What needs to be done |
Repeat the material below exactly, with no pictures.

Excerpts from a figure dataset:
+++
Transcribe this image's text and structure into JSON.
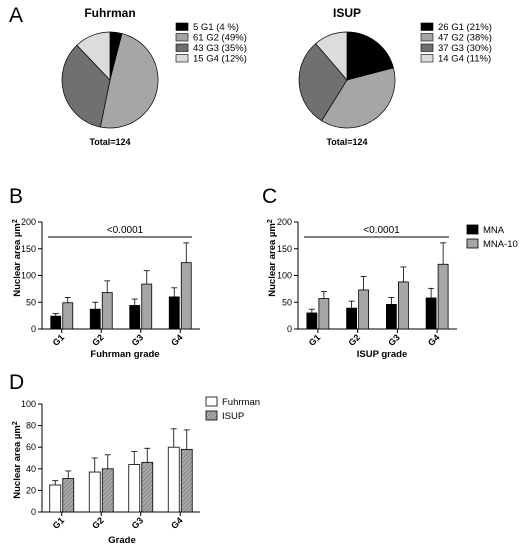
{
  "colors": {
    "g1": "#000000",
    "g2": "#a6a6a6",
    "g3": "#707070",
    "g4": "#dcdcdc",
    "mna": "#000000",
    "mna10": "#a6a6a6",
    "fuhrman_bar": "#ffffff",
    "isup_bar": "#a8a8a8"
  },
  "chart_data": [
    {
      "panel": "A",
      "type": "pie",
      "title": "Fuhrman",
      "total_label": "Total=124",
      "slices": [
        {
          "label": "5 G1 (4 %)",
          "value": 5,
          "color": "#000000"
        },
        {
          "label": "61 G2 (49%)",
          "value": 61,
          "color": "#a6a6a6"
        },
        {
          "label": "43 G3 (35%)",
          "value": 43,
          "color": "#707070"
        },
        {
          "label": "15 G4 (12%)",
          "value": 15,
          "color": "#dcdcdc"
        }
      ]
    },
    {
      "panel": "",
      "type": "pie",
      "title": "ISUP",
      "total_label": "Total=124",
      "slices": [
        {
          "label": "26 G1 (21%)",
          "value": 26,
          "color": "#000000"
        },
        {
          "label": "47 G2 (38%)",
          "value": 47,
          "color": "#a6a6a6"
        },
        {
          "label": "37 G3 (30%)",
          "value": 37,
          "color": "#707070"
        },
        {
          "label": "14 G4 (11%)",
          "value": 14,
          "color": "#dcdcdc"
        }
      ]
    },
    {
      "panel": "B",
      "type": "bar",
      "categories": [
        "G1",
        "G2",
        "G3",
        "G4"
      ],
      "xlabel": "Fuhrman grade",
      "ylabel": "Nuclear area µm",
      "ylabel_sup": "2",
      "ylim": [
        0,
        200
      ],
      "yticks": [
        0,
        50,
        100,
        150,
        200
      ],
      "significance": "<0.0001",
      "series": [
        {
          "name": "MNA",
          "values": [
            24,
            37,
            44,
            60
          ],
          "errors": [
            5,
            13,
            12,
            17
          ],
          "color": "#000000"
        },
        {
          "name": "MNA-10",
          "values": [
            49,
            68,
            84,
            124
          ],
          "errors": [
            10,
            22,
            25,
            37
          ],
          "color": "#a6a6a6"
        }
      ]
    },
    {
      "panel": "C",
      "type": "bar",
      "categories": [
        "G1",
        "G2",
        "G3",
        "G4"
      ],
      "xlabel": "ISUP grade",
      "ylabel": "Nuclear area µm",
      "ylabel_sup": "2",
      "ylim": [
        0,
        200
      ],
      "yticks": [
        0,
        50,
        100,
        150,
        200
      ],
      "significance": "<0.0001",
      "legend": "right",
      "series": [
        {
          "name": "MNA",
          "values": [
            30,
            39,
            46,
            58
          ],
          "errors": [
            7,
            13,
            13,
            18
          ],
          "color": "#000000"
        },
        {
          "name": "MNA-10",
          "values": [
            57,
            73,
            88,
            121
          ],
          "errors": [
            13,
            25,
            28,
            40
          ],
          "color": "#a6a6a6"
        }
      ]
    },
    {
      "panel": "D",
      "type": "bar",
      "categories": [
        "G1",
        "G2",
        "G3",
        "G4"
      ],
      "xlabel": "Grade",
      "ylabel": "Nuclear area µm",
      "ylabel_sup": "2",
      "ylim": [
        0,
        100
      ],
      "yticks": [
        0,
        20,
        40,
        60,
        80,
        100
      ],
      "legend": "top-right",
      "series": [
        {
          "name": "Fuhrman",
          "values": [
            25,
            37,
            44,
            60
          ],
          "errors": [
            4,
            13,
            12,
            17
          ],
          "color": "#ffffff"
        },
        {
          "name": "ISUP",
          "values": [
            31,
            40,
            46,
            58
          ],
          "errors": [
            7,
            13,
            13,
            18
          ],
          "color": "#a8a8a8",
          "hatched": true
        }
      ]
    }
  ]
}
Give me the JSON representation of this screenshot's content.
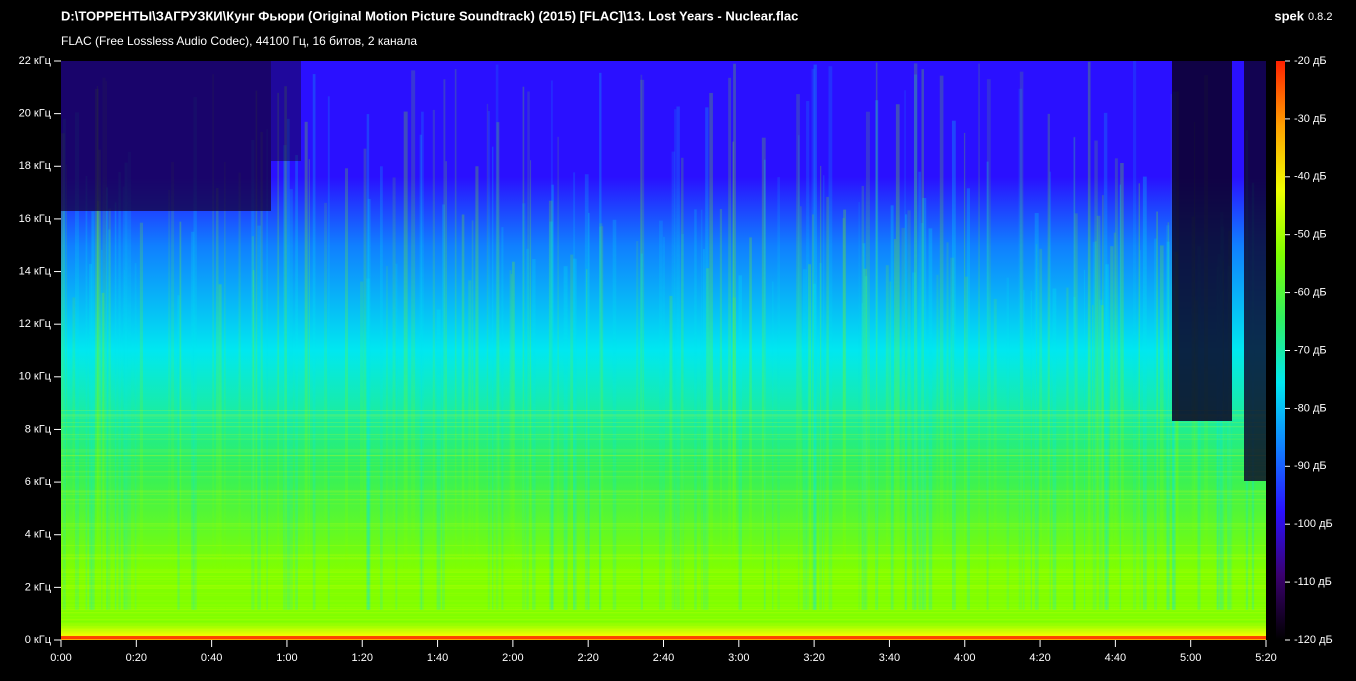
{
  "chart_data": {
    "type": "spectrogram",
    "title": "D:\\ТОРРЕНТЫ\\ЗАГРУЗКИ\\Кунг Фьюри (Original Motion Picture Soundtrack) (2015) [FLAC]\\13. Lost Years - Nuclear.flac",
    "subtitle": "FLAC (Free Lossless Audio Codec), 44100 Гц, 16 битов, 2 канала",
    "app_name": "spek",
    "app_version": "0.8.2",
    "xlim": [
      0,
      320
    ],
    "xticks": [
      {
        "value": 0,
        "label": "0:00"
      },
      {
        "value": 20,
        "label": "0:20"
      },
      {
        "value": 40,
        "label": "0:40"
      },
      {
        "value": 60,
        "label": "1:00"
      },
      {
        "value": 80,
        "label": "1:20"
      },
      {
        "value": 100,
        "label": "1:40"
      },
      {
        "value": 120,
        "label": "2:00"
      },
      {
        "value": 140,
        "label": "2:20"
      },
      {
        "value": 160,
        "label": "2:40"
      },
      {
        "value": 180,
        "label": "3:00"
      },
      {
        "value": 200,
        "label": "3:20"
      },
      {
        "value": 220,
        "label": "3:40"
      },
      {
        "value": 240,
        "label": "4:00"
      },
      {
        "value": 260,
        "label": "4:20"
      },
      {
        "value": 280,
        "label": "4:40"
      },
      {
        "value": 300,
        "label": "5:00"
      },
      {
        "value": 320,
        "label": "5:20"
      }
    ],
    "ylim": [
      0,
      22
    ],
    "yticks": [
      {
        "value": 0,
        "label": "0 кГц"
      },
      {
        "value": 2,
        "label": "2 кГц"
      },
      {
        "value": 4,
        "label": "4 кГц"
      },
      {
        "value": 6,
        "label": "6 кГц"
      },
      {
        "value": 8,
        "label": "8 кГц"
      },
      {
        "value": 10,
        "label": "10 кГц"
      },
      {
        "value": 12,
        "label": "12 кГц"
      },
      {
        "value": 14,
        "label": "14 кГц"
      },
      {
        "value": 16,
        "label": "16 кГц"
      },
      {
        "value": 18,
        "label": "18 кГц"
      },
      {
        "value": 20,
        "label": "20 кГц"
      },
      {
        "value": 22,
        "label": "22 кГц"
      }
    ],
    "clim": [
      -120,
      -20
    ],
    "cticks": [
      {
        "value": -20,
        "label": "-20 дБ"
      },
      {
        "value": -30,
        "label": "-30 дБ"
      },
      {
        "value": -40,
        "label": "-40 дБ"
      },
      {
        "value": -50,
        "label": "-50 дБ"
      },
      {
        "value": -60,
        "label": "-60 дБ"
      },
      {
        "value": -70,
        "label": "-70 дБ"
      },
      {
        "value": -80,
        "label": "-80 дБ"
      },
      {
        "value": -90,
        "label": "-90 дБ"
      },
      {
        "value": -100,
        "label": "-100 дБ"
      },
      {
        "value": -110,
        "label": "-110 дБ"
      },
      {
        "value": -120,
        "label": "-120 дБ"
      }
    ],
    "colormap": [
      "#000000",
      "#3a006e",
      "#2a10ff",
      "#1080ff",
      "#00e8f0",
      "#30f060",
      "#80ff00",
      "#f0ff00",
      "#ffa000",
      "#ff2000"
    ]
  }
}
+++
Answer |
Transcribe this image's text and structure into JSON.
{
  "colors": {
    "g1": "#000000",
    "g2": "#a6a6a6",
    "g3": "#707070",
    "g4": "#dcdcdc",
    "mna": "#000000",
    "mna10": "#a6a6a6",
    "fuhrman_bar": "#ffffff",
    "isup_bar": "#a8a8a8"
  },
  "chart_data": [
    {
      "panel": "A",
      "type": "pie",
      "title": "Fuhrman",
      "total_label": "Total=124",
      "slices": [
        {
          "label": "5 G1 (4 %)",
          "value": 5,
          "color": "#000000"
        },
        {
          "label": "61 G2 (49%)",
          "value": 61,
          "color": "#a6a6a6"
        },
        {
          "label": "43 G3 (35%)",
          "value": 43,
          "color": "#707070"
        },
        {
          "label": "15 G4 (12%)",
          "value": 15,
          "color": "#dcdcdc"
        }
      ]
    },
    {
      "panel": "",
      "type": "pie",
      "title": "ISUP",
      "total_label": "Total=124",
      "slices": [
        {
          "label": "26 G1 (21%)",
          "value": 26,
          "color": "#000000"
        },
        {
          "label": "47 G2 (38%)",
          "value": 47,
          "color": "#a6a6a6"
        },
        {
          "label": "37 G3 (30%)",
          "value": 37,
          "color": "#707070"
        },
        {
          "label": "14 G4 (11%)",
          "value": 14,
          "color": "#dcdcdc"
        }
      ]
    },
    {
      "panel": "B",
      "type": "bar",
      "categories": [
        "G1",
        "G2",
        "G3",
        "G4"
      ],
      "xlabel": "Fuhrman grade",
      "ylabel": "Nuclear area µm",
      "ylabel_sup": "2",
      "ylim": [
        0,
        200
      ],
      "yticks": [
        0,
        50,
        100,
        150,
        200
      ],
      "significance": "<0.0001",
      "series": [
        {
          "name": "MNA",
          "values": [
            24,
            37,
            44,
            60
          ],
          "errors": [
            5,
            13,
            12,
            17
          ],
          "color": "#000000"
        },
        {
          "name": "MNA-10",
          "values": [
            49,
            68,
            84,
            124
          ],
          "errors": [
            10,
            22,
            25,
            37
          ],
          "color": "#a6a6a6"
        }
      ]
    },
    {
      "panel": "C",
      "type": "bar",
      "categories": [
        "G1",
        "G2",
        "G3",
        "G4"
      ],
      "xlabel": "ISUP grade",
      "ylabel": "Nuclear area µm",
      "ylabel_sup": "2",
      "ylim": [
        0,
        200
      ],
      "yticks": [
        0,
        50,
        100,
        150,
        200
      ],
      "significance": "<0.0001",
      "legend": "right",
      "series": [
        {
          "name": "MNA",
          "values": [
            30,
            39,
            46,
            58
          ],
          "errors": [
            7,
            13,
            13,
            18
          ],
          "color": "#000000"
        },
        {
          "name": "MNA-10",
          "values": [
            57,
            73,
            88,
            121
          ],
          "errors": [
            13,
            25,
            28,
            40
          ],
          "color": "#a6a6a6"
        }
      ]
    },
    {
      "panel": "D",
      "type": "bar",
      "categories": [
        "G1",
        "G2",
        "G3",
        "G4"
      ],
      "xlabel": "Grade",
      "ylabel": "Nuclear area µm",
      "ylabel_sup": "2",
      "ylim": [
        0,
        100
      ],
      "yticks": [
        0,
        20,
        40,
        60,
        80,
        100
      ],
      "legend": "top-right",
      "series": [
        {
          "name": "Fuhrman",
          "values": [
            25,
            37,
            44,
            60
          ],
          "errors": [
            4,
            13,
            12,
            17
          ],
          "color": "#ffffff"
        },
        {
          "name": "ISUP",
          "values": [
            31,
            40,
            46,
            58
          ],
          "errors": [
            7,
            13,
            13,
            18
          ],
          "color": "#a8a8a8",
          "hatched": true
        }
      ]
    }
  ]
}
Give me the JSON representation of this screenshot's content.
{
  "chart_data": {
    "type": "spectrogram",
    "title": "D:\\ТОРРЕНТЫ\\ЗАГРУЗКИ\\Кунг Фьюри (Original Motion Picture Soundtrack) (2015) [FLAC]\\13. Lost Years - Nuclear.flac",
    "subtitle": "FLAC (Free Lossless Audio Codec), 44100 Гц, 16 битов, 2 канала",
    "app_name": "spek",
    "app_version": "0.8.2",
    "xlim": [
      0,
      320
    ],
    "xticks": [
      {
        "value": 0,
        "label": "0:00"
      },
      {
        "value": 20,
        "label": "0:20"
      },
      {
        "value": 40,
        "label": "0:40"
      },
      {
        "value": 60,
        "label": "1:00"
      },
      {
        "value": 80,
        "label": "1:20"
      },
      {
        "value": 100,
        "label": "1:40"
      },
      {
        "value": 120,
        "label": "2:00"
      },
      {
        "value": 140,
        "label": "2:20"
      },
      {
        "value": 160,
        "label": "2:40"
      },
      {
        "value": 180,
        "label": "3:00"
      },
      {
        "value": 200,
        "label": "3:20"
      },
      {
        "value": 220,
        "label": "3:40"
      },
      {
        "value": 240,
        "label": "4:00"
      },
      {
        "value": 260,
        "label": "4:20"
      },
      {
        "value": 280,
        "label": "4:40"
      },
      {
        "value": 300,
        "label": "5:00"
      },
      {
        "value": 320,
        "label": "5:20"
      }
    ],
    "ylim": [
      0,
      22
    ],
    "yticks": [
      {
        "value": 0,
        "label": "0 кГц"
      },
      {
        "value": 2,
        "label": "2 кГц"
      },
      {
        "value": 4,
        "label": "4 кГц"
      },
      {
        "value": 6,
        "label": "6 кГц"
      },
      {
        "value": 8,
        "label": "8 кГц"
      },
      {
        "value": 10,
        "label": "10 кГц"
      },
      {
        "value": 12,
        "label": "12 кГц"
      },
      {
        "value": 14,
        "label": "14 кГц"
      },
      {
        "value": 16,
        "label": "16 кГц"
      },
      {
        "value": 18,
        "label": "18 кГц"
      },
      {
        "value": 20,
        "label": "20 кГц"
      },
      {
        "value": 22,
        "label": "22 кГц"
      }
    ],
    "clim": [
      -120,
      -20
    ],
    "cticks": [
      {
        "value": -20,
        "label": "-20 дБ"
      },
      {
        "value": -30,
        "label": "-30 дБ"
      },
      {
        "value": -40,
        "label": "-40 дБ"
      },
      {
        "value": -50,
        "label": "-50 дБ"
      },
      {
        "value": -60,
        "label": "-60 дБ"
      },
      {
        "value": -70,
        "label": "-70 дБ"
      },
      {
        "value": -80,
        "label": "-80 дБ"
      },
      {
        "value": -90,
        "label": "-90 дБ"
      },
      {
        "value": -100,
        "label": "-100 дБ"
      },
      {
        "value": -110,
        "label": "-110 дБ"
      },
      {
        "value": -120,
        "label": "-120 дБ"
      }
    ],
    "colormap": [
      "#000000",
      "#3a006e",
      "#2a10ff",
      "#1080ff",
      "#00e8f0",
      "#30f060",
      "#80ff00",
      "#f0ff00",
      "#ffa000",
      "#ff2000"
    ]
  }
}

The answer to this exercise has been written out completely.